=== Section Start ===

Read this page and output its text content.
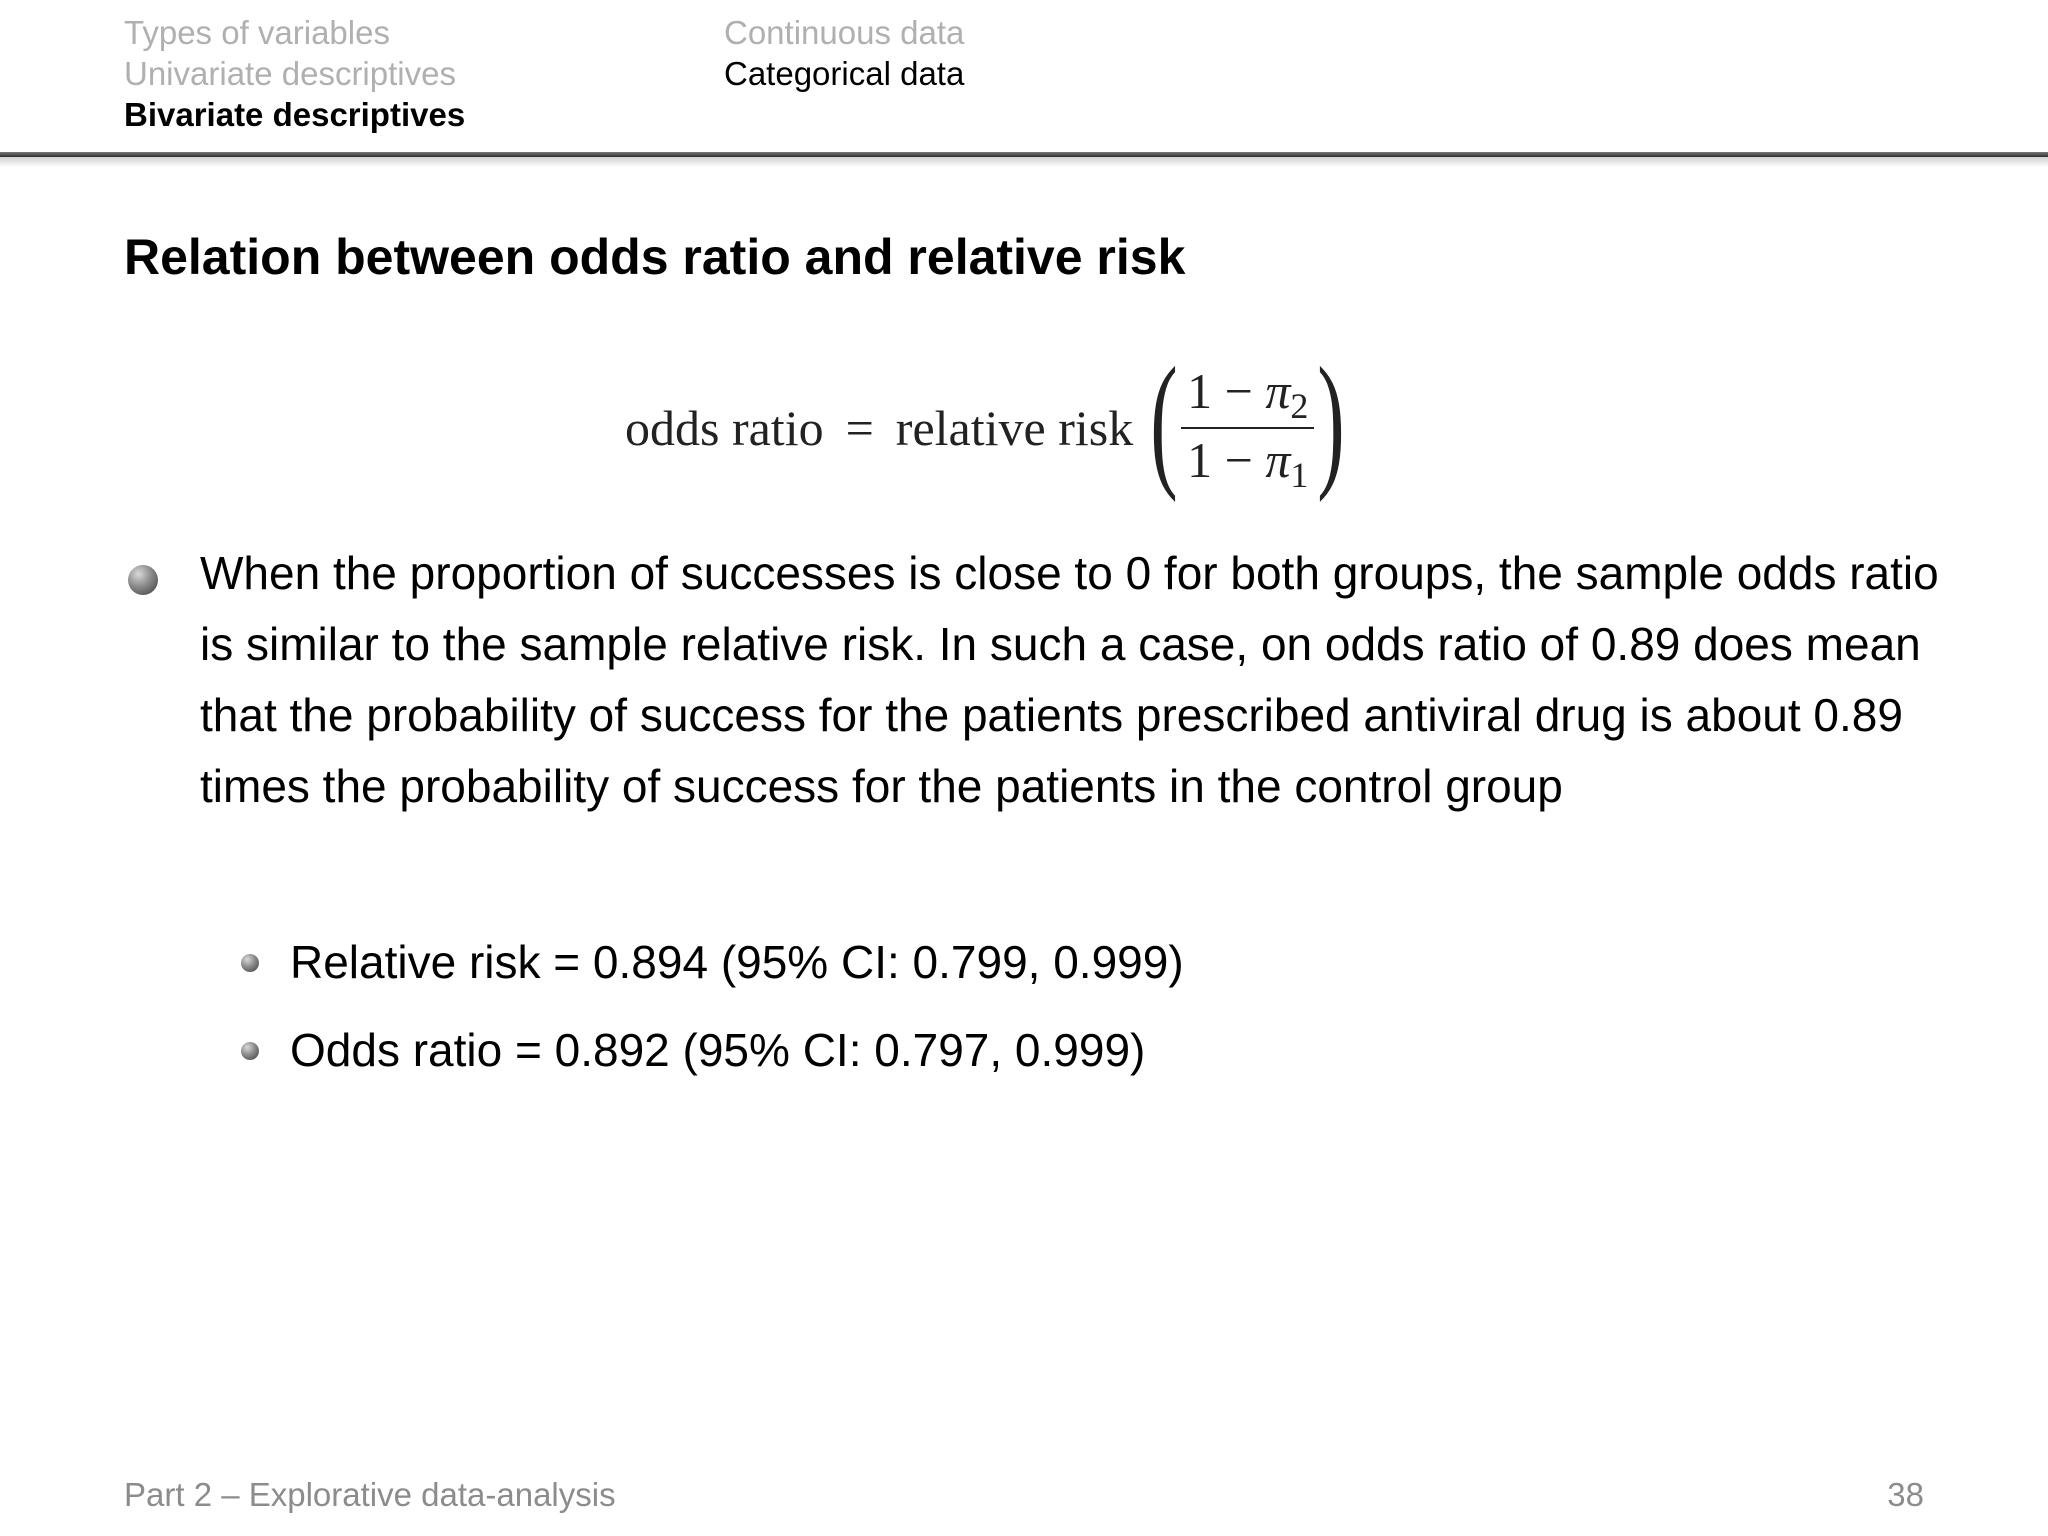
Types of variables
Univariate descriptives
Bivariate descriptives
Continuous data
Categorical data
Relation between odds ratio and relative risk
odds ratio = relative risk ( $\frac{1 - \pi_2}{1 - \pi_1}$ )
When the proportion of successes is close to 0 for both groups, the sample odds ratio is similar to the sample relative risk. In such a case, on odds ratio of 0.89 does mean that the probability of success for the patients prescribed antiviral drug is about 0.89 times the probability of success for the patients in the control group
Relative risk = 0.894 (95% CI: 0.799, 0.999)
Odds ratio = 0.892 (95% CI: 0.797, 0.999)
Part 2 – Explorative data-analysis	38
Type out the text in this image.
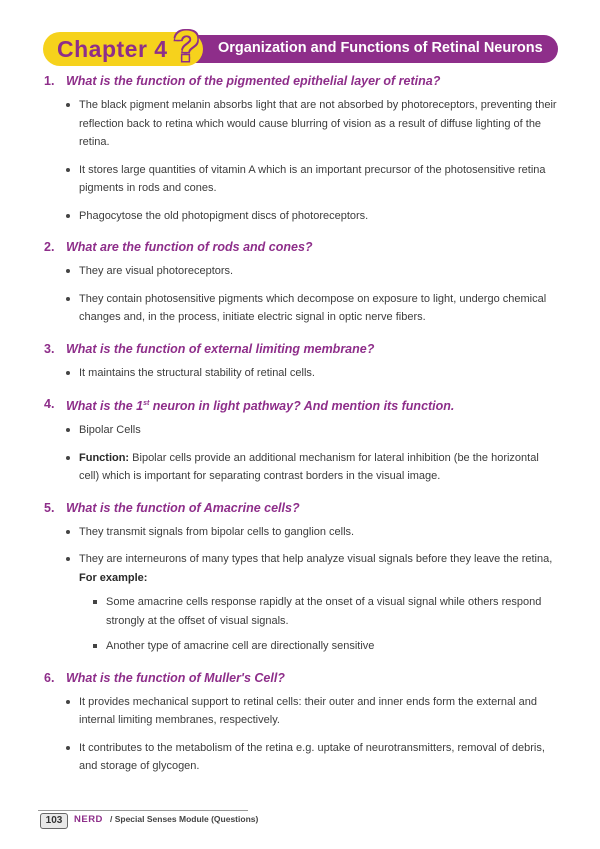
Organization and Functions of Retinal Neurons
Chapter 4 ?
1. What is the function of the pigmented epithelial layer of retina?
The black pigment melanin absorbs light that are not absorbed by photoreceptors, preventing their reflection back to retina which would cause blurring of vision as a result of diffuse lighting of the retina.
It stores large quantities of vitamin A which is an important precursor of the photosensitive retina pigments in rods and cones.
Phagocytose the old photopigment discs of photoreceptors.
2. What are the function of rods and cones?
They are visual photoreceptors.
They contain photosensitive pigments which decompose on exposure to light, undergo chemical changes and, in the process, initiate electric signal in optic nerve fibers.
3. What is the function of external limiting membrane?
It maintains the structural stability of retinal cells.
4. What is the 1st neuron in light pathway? And mention its function.
Bipolar Cells
Function: Bipolar cells provide an additional mechanism for lateral inhibition (be the horizontal cell) which is important for separating contrast borders in the visual image.
5. What is the function of Amacrine cells?
They transmit signals from bipolar cells to ganglion cells.
They are interneurons of many types that help analyze visual signals before they leave the retina, For example:
Some amacrine cells response rapidly at the onset of a visual signal while others respond strongly at the offset of visual signals.
Another type of amacrine cell are directionally sensitive
6. What is the function of Muller's Cell?
It provides mechanical support to retinal cells: their outer and inner ends form the external and internal limiting membranes, respectively.
It contributes to the metabolism of the retina e.g. uptake of neurotransmitters, removal of debris, and storage of glycogen.
103	NERD / Special Senses Module (Questions)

=== Section End ===

Task description
Set down exactly, with no additions, each line from the line that includes "Type out the text in this image." to the final line of the entries above; leave pictures out.

Solution to this exercise
Type out the text in this image.
Organization and Functions of Retinal Neurons
Chapter 4 ?
1. What is the function of the pigmented epithelial layer of retina?
The black pigment melanin absorbs light that are not absorbed by photoreceptors, preventing their reflection back to retina which would cause blurring of vision as a result of diffuse lighting of the retina.
It stores large quantities of vitamin A which is an important precursor of the photosensitive retina pigments in rods and cones.
Phagocytose the old photopigment discs of photoreceptors.
2. What are the function of rods and cones?
They are visual photoreceptors.
They contain photosensitive pigments which decompose on exposure to light, undergo chemical changes and, in the process, initiate electric signal in optic nerve fibers.
3. What is the function of external limiting membrane?
It maintains the structural stability of retinal cells.
4. What is the 1st neuron in light pathway? And mention its function.
Bipolar Cells
Function: Bipolar cells provide an additional mechanism for lateral inhibition (be the horizontal cell) which is important for separating contrast borders in the visual image.
5. What is the function of Amacrine cells?
They transmit signals from bipolar cells to ganglion cells.
They are interneurons of many types that help analyze visual signals before they leave the retina, For example:
Some amacrine cells response rapidly at the onset of a visual signal while others respond strongly at the offset of visual signals.
Another type of amacrine cell are directionally sensitive
6. What is the function of Muller's Cell?
It provides mechanical support to retinal cells: their outer and inner ends form the external and internal limiting membranes, respectively.
It contributes to the metabolism of the retina e.g. uptake of neurotransmitters, removal of debris, and storage of glycogen.
103	NERD / Special Senses Module (Questions)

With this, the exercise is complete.